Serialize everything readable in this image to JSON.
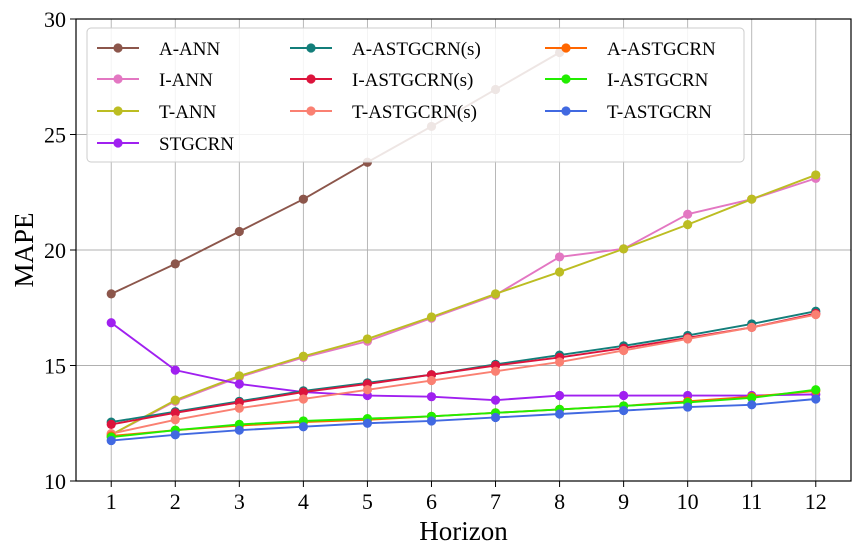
{
  "chart_data": {
    "type": "line",
    "title": "",
    "xlabel": "Horizon",
    "ylabel": "MAPE",
    "x": [
      1,
      2,
      3,
      4,
      5,
      6,
      7,
      8,
      9,
      10,
      11,
      12
    ],
    "xlim": [
      0.45,
      12.55
    ],
    "ylim": [
      10,
      30
    ],
    "yticks": [
      10,
      15,
      20,
      25,
      30
    ],
    "grid": true,
    "legend_position": "top-left",
    "legend_columns": 3,
    "series": [
      {
        "name": "A-ANN",
        "color": "#8c564b",
        "values": [
          18.1,
          19.4,
          20.8,
          22.2,
          23.8,
          25.35,
          26.95,
          28.55,
          null,
          null,
          null,
          null
        ]
      },
      {
        "name": "I-ANN",
        "color": "#e377c2",
        "values": [
          12.0,
          13.45,
          14.5,
          15.35,
          16.05,
          17.05,
          18.05,
          19.7,
          20.05,
          21.55,
          22.2,
          23.1
        ]
      },
      {
        "name": "T-ANN",
        "color": "#bcbd22",
        "values": [
          12.0,
          13.5,
          14.55,
          15.4,
          16.15,
          17.1,
          18.1,
          19.05,
          20.05,
          21.1,
          22.2,
          23.25
        ]
      },
      {
        "name": "STGCRN",
        "color": "#a020f0",
        "values": [
          16.85,
          14.8,
          14.2,
          13.85,
          13.7,
          13.65,
          13.5,
          13.7,
          13.7,
          13.7,
          13.7,
          13.75
        ]
      },
      {
        "name": "A-ASTGCRN(s)",
        "color": "#137e7a",
        "values": [
          12.55,
          13.0,
          13.45,
          13.9,
          14.25,
          14.6,
          15.05,
          15.45,
          15.85,
          16.3,
          16.8,
          17.35
        ]
      },
      {
        "name": "I-ASTGCRN(s)",
        "color": "#dc143c",
        "values": [
          12.45,
          12.95,
          13.4,
          13.85,
          14.2,
          14.6,
          15.0,
          15.35,
          15.75,
          16.2,
          16.65,
          17.25
        ]
      },
      {
        "name": "T-ASTGCRN(s)",
        "color": "#fa8072",
        "values": [
          12.05,
          12.65,
          13.15,
          13.55,
          13.95,
          14.35,
          14.75,
          15.15,
          15.65,
          16.15,
          16.65,
          17.2
        ]
      },
      {
        "name": "A-ASTGCRN",
        "color": "#ff6600",
        "values": [
          11.95,
          12.2,
          12.4,
          12.55,
          12.65,
          12.8,
          12.95,
          13.1,
          13.25,
          13.45,
          13.65,
          13.9
        ]
      },
      {
        "name": "I-ASTGCRN",
        "color": "#22ee00",
        "values": [
          11.9,
          12.2,
          12.45,
          12.6,
          12.7,
          12.8,
          12.95,
          13.1,
          13.25,
          13.4,
          13.6,
          13.95
        ]
      },
      {
        "name": "T-ASTGCRN",
        "color": "#4169e1",
        "values": [
          11.75,
          12.0,
          12.2,
          12.35,
          12.5,
          12.6,
          12.75,
          12.9,
          13.05,
          13.2,
          13.3,
          13.55
        ]
      }
    ]
  }
}
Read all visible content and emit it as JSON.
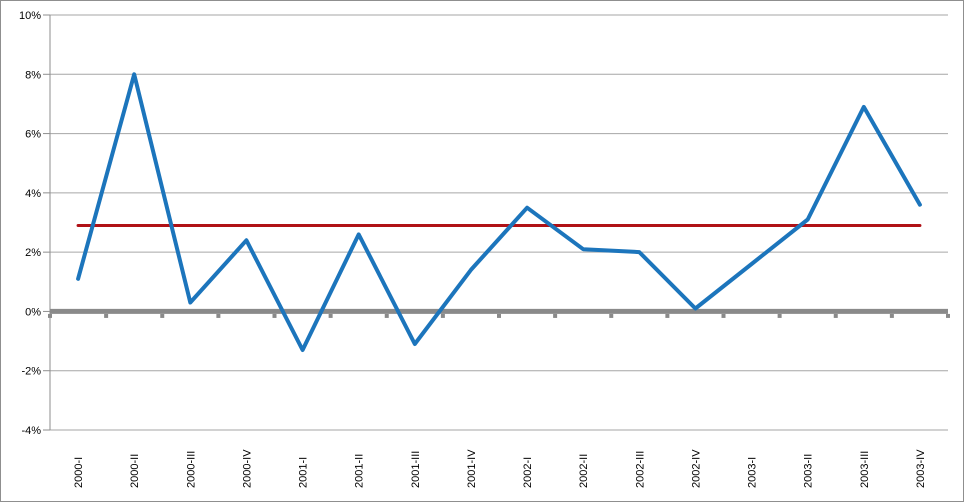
{
  "chart_data": {
    "type": "line",
    "categories": [
      "2000-I",
      "2000-II",
      "2000-III",
      "2000-IV",
      "2001-I",
      "2001-II",
      "2001-III",
      "2001-IV",
      "2002-I",
      "2002-II",
      "2002-III",
      "2002-IV",
      "2003-I",
      "2003-II",
      "2003-III",
      "2003-IV"
    ],
    "series": [
      {
        "name": "quarterly-growth-line",
        "color": "#1C75BC",
        "width": 4,
        "values": [
          1.1,
          8.0,
          0.3,
          2.4,
          -1.3,
          2.6,
          -1.1,
          1.4,
          3.5,
          2.1,
          2.0,
          0.1,
          1.6,
          3.1,
          6.9,
          3.6
        ]
      },
      {
        "name": "average-reference-line",
        "color": "#B01116",
        "width": 3,
        "constant": 2.9
      }
    ],
    "ylim": [
      -4,
      10
    ],
    "ytick_step": 2,
    "ytick_values": [
      10,
      8,
      6,
      4,
      2,
      0,
      -2,
      -4
    ],
    "ytick_labels": [
      "10%",
      "8%",
      "6%",
      "4%",
      "2%",
      "0%",
      "-2%",
      "-4%"
    ],
    "grid": true,
    "legend": "none",
    "zero_axis_emphasized": true
  },
  "colors": {
    "gridline": "#A6A6A6",
    "axis": "#8E8E8E",
    "zero_line": "#8A8A8A",
    "background": "#FFFFFF",
    "border": "#8F8F8F",
    "text": "#000000"
  }
}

WRITTEN REQUEST = The records above should be reproduced exactly, with no pictures included.

SOLVED PROBLEM =
Serialize everything readable in this image to JSON.
{
  "chart_data": {
    "type": "line",
    "title": "",
    "xlabel": "Horizon",
    "ylabel": "MAPE",
    "x": [
      1,
      2,
      3,
      4,
      5,
      6,
      7,
      8,
      9,
      10,
      11,
      12
    ],
    "xlim": [
      0.45,
      12.55
    ],
    "ylim": [
      10,
      30
    ],
    "yticks": [
      10,
      15,
      20,
      25,
      30
    ],
    "grid": true,
    "legend_position": "top-left",
    "legend_columns": 3,
    "series": [
      {
        "name": "A-ANN",
        "color": "#8c564b",
        "values": [
          18.1,
          19.4,
          20.8,
          22.2,
          23.8,
          25.35,
          26.95,
          28.55,
          null,
          null,
          null,
          null
        ]
      },
      {
        "name": "I-ANN",
        "color": "#e377c2",
        "values": [
          12.0,
          13.45,
          14.5,
          15.35,
          16.05,
          17.05,
          18.05,
          19.7,
          20.05,
          21.55,
          22.2,
          23.1
        ]
      },
      {
        "name": "T-ANN",
        "color": "#bcbd22",
        "values": [
          12.0,
          13.5,
          14.55,
          15.4,
          16.15,
          17.1,
          18.1,
          19.05,
          20.05,
          21.1,
          22.2,
          23.25
        ]
      },
      {
        "name": "STGCRN",
        "color": "#a020f0",
        "values": [
          16.85,
          14.8,
          14.2,
          13.85,
          13.7,
          13.65,
          13.5,
          13.7,
          13.7,
          13.7,
          13.7,
          13.75
        ]
      },
      {
        "name": "A-ASTGCRN(s)",
        "color": "#137e7a",
        "values": [
          12.55,
          13.0,
          13.45,
          13.9,
          14.25,
          14.6,
          15.05,
          15.45,
          15.85,
          16.3,
          16.8,
          17.35
        ]
      },
      {
        "name": "I-ASTGCRN(s)",
        "color": "#dc143c",
        "values": [
          12.45,
          12.95,
          13.4,
          13.85,
          14.2,
          14.6,
          15.0,
          15.35,
          15.75,
          16.2,
          16.65,
          17.25
        ]
      },
      {
        "name": "T-ASTGCRN(s)",
        "color": "#fa8072",
        "values": [
          12.05,
          12.65,
          13.15,
          13.55,
          13.95,
          14.35,
          14.75,
          15.15,
          15.65,
          16.15,
          16.65,
          17.2
        ]
      },
      {
        "name": "A-ASTGCRN",
        "color": "#ff6600",
        "values": [
          11.95,
          12.2,
          12.4,
          12.55,
          12.65,
          12.8,
          12.95,
          13.1,
          13.25,
          13.45,
          13.65,
          13.9
        ]
      },
      {
        "name": "I-ASTGCRN",
        "color": "#22ee00",
        "values": [
          11.9,
          12.2,
          12.45,
          12.6,
          12.7,
          12.8,
          12.95,
          13.1,
          13.25,
          13.4,
          13.6,
          13.95
        ]
      },
      {
        "name": "T-ASTGCRN",
        "color": "#4169e1",
        "values": [
          11.75,
          12.0,
          12.2,
          12.35,
          12.5,
          12.6,
          12.75,
          12.9,
          13.05,
          13.2,
          13.3,
          13.55
        ]
      }
    ]
  }
}
Read all visible content and emit it as JSON.
{
  "chart_data": {
    "type": "line",
    "categories": [
      "2000-I",
      "2000-II",
      "2000-III",
      "2000-IV",
      "2001-I",
      "2001-II",
      "2001-III",
      "2001-IV",
      "2002-I",
      "2002-II",
      "2002-III",
      "2002-IV",
      "2003-I",
      "2003-II",
      "2003-III",
      "2003-IV"
    ],
    "series": [
      {
        "name": "quarterly-growth-line",
        "color": "#1C75BC",
        "width": 4,
        "values": [
          1.1,
          8.0,
          0.3,
          2.4,
          -1.3,
          2.6,
          -1.1,
          1.4,
          3.5,
          2.1,
          2.0,
          0.1,
          1.6,
          3.1,
          6.9,
          3.6
        ]
      },
      {
        "name": "average-reference-line",
        "color": "#B01116",
        "width": 3,
        "constant": 2.9
      }
    ],
    "ylim": [
      -4,
      10
    ],
    "ytick_step": 2,
    "ytick_values": [
      10,
      8,
      6,
      4,
      2,
      0,
      -2,
      -4
    ],
    "ytick_labels": [
      "10%",
      "8%",
      "6%",
      "4%",
      "2%",
      "0%",
      "-2%",
      "-4%"
    ],
    "grid": true,
    "legend": "none",
    "zero_axis_emphasized": true
  },
  "colors": {
    "gridline": "#A6A6A6",
    "axis": "#8E8E8E",
    "zero_line": "#8A8A8A",
    "background": "#FFFFFF",
    "border": "#8F8F8F",
    "text": "#000000"
  }
}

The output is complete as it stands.